DATA:
'''
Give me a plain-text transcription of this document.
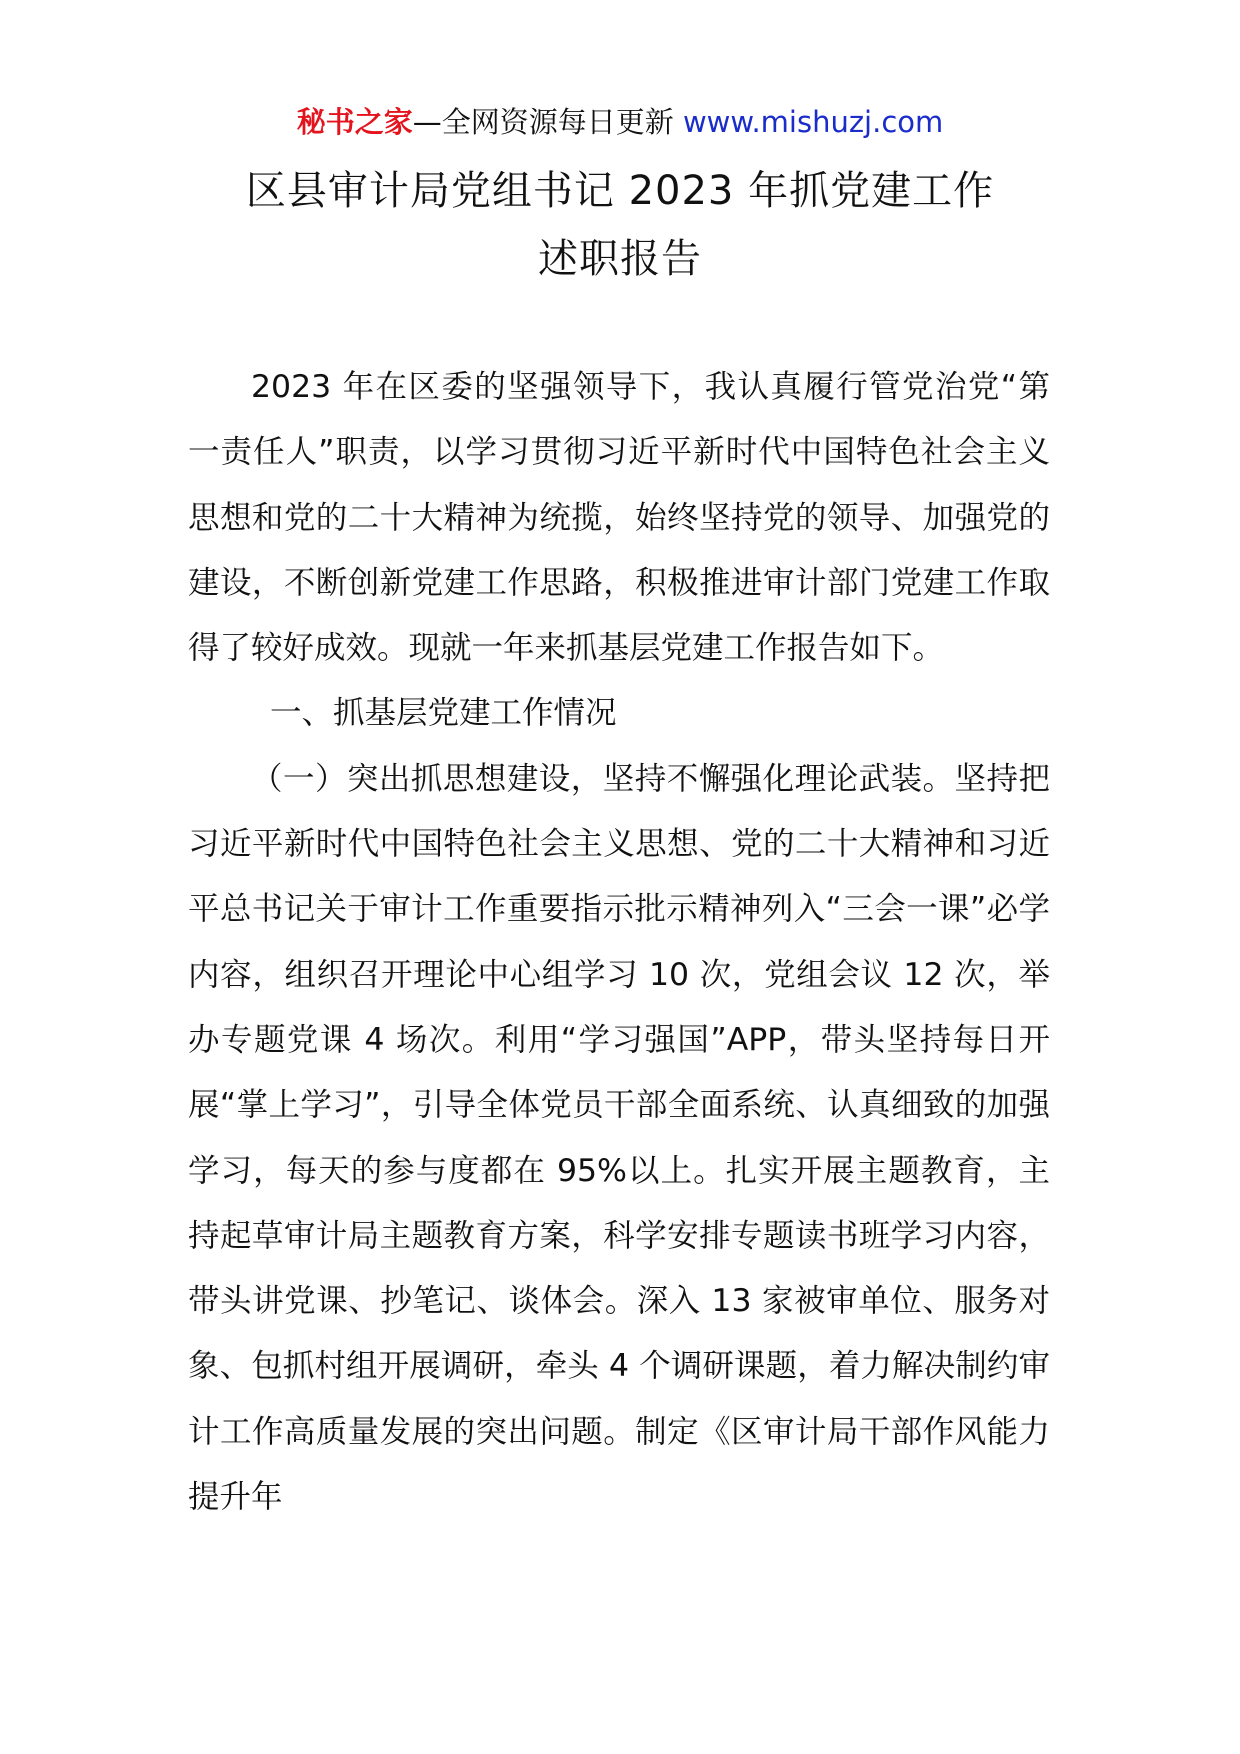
秘书之家—全网资源每日更新 www.mishuzj.com
区县审计局党组书记 2023 年抓党建工作
述职报告

2023 年在区委的坚强领导下，我认真履行管党治党“第一责任人”职责，以学习贯彻习近平新时代中国特色社会主义思想和党的二十大精神为统揽，始终坚持党的领导、加强党的建设，不断创新党建工作思路，积极推进审计部门党建工作取得了较好成效。现就一年来抓基层党建工作报告如下。

一、抓基层党建工作情况

（一）突出抓思想建设，坚持不懈强化理论武装。坚持把习近平新时代中国特色社会主义思想、党的二十大精神和习近平总书记关于审计工作重要指示批示精神列入“三会一课”必学内容，组织召开理论中心组学习 10 次，党组会议 12 次，举办专题党课 4 场次。利用“学习强国”APP，带头坚持每日开展“掌上学习”，引导全体党员干部全面系统、认真细致的加强学习，每天的参与度都在 95%以上。扎实开展主题教育，主持起草审计局主题教育方案，科学安排专题读书班学习内容，带头讲党课、抄笔记、谈体会。深入 13 家被审单位、服务对象、包抓村组开展调研，牵头 4 个调研课题，着力解决制约审计工作高质量发展的突出问题。制定《区审计局干部作风能力提升年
'''
WHAT YOU ARE ASKED TO DO: Leave out all images, then reproduce the entries above exactly.

RESULT:
Give me a plain-text transcription of this document.
秘书之家—全网资源每日更新 www.mishuzj.com
区县审计局党组书记 2023 年抓党建工作
述职报告

2023 年在区委的坚强领导下，我认真履行管党治党“第一责任人”职责，以学习贯彻习近平新时代中国特色社会主义思想和党的二十大精神为统揽，始终坚持党的领导、加强党的建设，不断创新党建工作思路，积极推进审计部门党建工作取得了较好成效。现就一年来抓基层党建工作报告如下。

一、抓基层党建工作情况

（一）突出抓思想建设，坚持不懈强化理论武装。坚持把习近平新时代中国特色社会主义思想、党的二十大精神和习近平总书记关于审计工作重要指示批示精神列入“三会一课”必学内容，组织召开理论中心组学习 10 次，党组会议 12 次，举办专题党课 4 场次。利用“学习强国”APP，带头坚持每日开展“掌上学习”，引导全体党员干部全面系统、认真细致的加强学习，每天的参与度都在 95%以上。扎实开展主题教育，主持起草审计局主题教育方案，科学安排专题读书班学习内容，带头讲党课、抄笔记、谈体会。深入 13 家被审单位、服务对象、包抓村组开展调研，牵头 4 个调研课题，着力解决制约审计工作高质量发展的突出问题。制定《区审计局干部作风能力提升年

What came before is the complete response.